**Task description:**
Search the data for the word "structured" and copy every line that contains it.

**The data:**

┄┄┄┄┄┄┄┄┄┄

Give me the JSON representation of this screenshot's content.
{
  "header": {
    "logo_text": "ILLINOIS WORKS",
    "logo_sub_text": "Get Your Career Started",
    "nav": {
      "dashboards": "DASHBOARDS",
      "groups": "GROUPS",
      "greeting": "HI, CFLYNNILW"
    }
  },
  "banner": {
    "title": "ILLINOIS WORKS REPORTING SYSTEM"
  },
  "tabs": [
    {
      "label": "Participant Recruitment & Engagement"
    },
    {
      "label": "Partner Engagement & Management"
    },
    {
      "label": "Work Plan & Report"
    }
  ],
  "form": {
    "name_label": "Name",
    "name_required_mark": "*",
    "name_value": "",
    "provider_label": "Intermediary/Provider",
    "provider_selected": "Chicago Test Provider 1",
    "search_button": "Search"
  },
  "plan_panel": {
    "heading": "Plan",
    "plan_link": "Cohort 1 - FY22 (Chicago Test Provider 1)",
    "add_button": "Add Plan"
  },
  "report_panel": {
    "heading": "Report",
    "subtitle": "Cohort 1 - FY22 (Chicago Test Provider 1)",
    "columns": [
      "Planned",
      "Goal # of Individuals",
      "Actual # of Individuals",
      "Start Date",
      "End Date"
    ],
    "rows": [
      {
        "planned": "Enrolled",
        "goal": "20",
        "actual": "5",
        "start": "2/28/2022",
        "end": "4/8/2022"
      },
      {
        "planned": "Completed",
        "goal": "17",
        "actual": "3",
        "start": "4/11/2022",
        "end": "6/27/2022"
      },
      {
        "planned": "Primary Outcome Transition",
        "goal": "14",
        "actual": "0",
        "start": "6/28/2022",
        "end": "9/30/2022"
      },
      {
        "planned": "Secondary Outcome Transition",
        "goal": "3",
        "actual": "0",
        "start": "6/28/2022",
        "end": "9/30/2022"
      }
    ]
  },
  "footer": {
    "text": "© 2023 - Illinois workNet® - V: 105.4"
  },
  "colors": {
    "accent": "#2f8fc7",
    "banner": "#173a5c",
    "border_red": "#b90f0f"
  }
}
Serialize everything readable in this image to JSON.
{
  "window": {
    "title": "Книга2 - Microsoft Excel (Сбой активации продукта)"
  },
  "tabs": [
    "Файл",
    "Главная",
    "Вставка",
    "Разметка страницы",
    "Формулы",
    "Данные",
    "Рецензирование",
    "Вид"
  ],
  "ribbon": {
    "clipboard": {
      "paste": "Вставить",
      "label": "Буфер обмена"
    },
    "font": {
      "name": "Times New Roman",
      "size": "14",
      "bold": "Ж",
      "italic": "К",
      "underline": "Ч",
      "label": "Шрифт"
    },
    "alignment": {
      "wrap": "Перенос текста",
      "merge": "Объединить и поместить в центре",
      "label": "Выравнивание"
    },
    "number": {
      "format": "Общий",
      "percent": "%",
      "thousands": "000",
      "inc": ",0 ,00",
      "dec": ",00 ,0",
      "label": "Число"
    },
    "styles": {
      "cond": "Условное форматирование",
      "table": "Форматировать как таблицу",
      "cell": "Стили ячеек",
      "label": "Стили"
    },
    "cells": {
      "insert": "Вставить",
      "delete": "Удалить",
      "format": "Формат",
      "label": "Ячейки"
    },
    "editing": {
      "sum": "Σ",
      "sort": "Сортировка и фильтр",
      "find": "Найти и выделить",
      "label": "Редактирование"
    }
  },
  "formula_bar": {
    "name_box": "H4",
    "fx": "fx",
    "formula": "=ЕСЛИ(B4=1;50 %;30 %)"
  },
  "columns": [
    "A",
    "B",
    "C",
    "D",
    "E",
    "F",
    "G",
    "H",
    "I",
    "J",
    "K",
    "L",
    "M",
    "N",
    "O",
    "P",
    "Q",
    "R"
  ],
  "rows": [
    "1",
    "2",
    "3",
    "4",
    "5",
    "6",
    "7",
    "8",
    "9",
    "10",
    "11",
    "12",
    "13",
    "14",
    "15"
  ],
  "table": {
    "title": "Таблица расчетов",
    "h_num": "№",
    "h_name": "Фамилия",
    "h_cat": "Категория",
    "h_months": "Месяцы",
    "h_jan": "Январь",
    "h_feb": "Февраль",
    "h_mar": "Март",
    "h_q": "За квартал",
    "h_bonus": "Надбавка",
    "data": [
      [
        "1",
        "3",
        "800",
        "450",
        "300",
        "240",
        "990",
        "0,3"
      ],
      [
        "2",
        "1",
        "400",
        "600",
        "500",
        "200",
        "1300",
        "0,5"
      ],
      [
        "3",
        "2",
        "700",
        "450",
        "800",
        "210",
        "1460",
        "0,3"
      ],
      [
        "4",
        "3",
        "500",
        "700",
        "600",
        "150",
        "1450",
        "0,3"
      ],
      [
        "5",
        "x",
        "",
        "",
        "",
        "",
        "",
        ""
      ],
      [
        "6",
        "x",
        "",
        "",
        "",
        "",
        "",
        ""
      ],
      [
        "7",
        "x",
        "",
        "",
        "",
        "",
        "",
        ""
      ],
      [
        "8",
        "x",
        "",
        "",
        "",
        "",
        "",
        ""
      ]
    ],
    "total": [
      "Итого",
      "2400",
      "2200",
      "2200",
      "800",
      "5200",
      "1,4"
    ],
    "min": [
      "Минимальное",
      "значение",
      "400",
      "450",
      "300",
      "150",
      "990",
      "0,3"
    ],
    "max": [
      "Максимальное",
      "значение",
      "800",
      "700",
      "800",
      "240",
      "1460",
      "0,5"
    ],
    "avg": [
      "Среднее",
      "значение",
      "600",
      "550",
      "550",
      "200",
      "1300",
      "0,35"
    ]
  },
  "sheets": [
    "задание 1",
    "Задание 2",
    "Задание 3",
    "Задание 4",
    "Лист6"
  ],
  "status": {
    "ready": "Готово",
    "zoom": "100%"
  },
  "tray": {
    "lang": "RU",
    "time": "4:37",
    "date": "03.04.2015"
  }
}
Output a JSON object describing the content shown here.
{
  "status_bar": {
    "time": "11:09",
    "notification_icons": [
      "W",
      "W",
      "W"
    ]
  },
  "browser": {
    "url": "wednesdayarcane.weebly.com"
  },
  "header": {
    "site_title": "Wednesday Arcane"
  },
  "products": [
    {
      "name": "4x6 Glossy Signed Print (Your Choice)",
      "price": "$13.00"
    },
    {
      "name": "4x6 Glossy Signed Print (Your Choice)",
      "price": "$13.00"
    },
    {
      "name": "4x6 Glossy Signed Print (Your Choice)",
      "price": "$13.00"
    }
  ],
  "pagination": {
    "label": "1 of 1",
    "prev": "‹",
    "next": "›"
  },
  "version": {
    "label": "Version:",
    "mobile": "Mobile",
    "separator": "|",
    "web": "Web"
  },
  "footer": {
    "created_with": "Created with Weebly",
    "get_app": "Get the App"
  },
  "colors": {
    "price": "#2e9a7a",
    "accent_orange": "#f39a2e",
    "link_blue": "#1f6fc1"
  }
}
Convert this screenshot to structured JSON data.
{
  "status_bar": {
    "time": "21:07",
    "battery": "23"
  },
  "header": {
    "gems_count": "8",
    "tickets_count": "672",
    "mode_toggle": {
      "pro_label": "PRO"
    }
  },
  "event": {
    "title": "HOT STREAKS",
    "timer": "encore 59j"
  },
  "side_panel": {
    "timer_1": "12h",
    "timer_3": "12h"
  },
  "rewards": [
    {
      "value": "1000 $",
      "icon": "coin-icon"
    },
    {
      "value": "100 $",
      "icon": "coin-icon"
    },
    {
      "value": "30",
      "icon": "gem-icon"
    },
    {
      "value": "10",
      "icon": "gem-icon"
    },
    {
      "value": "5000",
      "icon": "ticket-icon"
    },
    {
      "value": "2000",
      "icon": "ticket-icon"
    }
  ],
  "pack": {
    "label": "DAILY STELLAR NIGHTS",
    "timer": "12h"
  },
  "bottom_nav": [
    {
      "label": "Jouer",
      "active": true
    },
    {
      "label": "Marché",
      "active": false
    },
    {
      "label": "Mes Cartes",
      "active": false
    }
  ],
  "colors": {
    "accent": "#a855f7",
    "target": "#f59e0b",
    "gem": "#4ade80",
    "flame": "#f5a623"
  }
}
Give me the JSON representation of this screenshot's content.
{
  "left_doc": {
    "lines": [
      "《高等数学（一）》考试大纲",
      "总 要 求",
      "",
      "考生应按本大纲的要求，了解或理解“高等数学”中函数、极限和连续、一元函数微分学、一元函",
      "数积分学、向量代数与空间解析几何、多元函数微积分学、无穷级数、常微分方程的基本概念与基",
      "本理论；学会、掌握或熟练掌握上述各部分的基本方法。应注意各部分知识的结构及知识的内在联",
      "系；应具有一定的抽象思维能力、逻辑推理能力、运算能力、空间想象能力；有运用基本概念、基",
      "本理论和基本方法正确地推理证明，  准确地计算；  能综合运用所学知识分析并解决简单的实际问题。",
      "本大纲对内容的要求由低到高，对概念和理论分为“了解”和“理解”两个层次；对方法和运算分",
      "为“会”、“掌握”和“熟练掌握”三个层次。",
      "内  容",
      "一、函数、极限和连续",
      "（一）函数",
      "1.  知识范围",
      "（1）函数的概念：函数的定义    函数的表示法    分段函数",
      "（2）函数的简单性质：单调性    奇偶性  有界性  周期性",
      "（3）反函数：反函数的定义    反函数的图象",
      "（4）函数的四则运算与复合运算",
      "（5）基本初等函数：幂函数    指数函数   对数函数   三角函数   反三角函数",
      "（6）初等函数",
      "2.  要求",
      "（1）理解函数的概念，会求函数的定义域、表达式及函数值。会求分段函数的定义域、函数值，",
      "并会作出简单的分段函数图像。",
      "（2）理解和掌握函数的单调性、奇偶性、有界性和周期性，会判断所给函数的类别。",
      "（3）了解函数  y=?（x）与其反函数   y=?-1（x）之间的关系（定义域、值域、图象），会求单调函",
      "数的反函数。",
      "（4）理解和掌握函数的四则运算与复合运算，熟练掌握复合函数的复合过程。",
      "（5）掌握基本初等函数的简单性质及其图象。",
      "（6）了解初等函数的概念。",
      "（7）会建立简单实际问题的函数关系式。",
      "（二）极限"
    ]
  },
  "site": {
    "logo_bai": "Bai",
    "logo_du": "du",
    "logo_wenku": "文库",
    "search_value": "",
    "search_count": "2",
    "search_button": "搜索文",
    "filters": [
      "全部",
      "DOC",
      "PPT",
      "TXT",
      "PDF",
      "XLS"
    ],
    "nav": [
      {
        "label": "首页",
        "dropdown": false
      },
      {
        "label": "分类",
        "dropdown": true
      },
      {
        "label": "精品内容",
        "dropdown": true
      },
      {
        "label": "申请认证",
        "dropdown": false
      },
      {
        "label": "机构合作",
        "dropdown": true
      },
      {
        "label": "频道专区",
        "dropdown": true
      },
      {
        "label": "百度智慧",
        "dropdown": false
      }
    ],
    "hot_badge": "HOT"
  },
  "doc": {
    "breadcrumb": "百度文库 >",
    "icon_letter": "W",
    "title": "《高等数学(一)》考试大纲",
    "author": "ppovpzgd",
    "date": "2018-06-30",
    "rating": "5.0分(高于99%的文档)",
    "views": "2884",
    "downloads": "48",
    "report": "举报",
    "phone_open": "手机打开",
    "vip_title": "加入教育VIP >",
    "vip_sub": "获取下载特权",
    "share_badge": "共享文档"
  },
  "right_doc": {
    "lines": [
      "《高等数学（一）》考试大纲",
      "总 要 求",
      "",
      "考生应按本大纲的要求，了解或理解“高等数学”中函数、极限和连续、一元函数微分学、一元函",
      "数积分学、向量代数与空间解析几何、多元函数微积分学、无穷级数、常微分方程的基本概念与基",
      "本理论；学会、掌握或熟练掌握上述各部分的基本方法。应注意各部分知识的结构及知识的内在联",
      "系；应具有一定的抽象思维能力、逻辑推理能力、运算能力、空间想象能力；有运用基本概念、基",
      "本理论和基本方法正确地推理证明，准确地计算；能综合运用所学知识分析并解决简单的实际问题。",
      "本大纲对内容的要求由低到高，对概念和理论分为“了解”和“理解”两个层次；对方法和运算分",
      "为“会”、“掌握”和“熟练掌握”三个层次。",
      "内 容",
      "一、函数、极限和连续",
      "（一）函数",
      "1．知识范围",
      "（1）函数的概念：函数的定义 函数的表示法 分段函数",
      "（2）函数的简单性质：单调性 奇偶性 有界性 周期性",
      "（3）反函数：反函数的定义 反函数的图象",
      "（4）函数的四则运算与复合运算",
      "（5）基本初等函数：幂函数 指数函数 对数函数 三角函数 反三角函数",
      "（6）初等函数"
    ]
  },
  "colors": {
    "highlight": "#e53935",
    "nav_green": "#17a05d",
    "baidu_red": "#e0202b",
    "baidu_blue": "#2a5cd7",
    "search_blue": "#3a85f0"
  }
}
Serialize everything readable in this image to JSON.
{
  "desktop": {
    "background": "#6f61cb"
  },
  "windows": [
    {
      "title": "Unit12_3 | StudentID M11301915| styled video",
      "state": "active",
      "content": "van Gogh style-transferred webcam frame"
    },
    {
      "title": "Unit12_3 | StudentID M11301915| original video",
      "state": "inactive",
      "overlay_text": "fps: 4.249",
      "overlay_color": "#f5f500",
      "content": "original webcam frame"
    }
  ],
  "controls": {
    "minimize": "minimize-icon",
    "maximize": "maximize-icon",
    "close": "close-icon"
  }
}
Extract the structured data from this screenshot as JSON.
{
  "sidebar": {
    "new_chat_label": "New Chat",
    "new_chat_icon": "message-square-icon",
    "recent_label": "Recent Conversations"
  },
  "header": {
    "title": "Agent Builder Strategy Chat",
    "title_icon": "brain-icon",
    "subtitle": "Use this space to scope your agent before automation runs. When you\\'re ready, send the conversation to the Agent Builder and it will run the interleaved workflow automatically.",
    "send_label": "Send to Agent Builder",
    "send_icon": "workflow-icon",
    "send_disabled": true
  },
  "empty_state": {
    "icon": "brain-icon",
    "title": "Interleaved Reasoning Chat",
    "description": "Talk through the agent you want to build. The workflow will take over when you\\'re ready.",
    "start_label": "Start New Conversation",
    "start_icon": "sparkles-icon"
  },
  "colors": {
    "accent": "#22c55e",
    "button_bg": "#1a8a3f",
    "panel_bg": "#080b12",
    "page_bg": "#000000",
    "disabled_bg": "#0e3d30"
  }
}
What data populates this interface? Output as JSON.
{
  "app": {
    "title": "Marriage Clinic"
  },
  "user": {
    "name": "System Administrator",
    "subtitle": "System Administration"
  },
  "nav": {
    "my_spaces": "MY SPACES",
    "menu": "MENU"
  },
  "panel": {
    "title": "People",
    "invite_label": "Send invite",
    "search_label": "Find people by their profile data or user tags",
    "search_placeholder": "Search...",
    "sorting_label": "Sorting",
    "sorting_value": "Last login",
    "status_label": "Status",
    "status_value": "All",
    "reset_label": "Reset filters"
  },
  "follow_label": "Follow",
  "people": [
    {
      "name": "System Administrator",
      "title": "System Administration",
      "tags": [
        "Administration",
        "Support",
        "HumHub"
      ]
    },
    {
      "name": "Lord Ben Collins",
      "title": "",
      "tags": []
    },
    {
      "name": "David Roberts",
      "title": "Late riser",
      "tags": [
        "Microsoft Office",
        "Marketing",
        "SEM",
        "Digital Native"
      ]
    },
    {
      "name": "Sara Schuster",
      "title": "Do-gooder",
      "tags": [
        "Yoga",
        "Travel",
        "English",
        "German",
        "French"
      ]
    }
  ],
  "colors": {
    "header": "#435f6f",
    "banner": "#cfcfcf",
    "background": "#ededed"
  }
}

┄┄┄┄┄┄┄┄┄┄

**Written response:**
Convert this screenshot to structured JSON data.
Extract the structured data from this screenshot as JSON.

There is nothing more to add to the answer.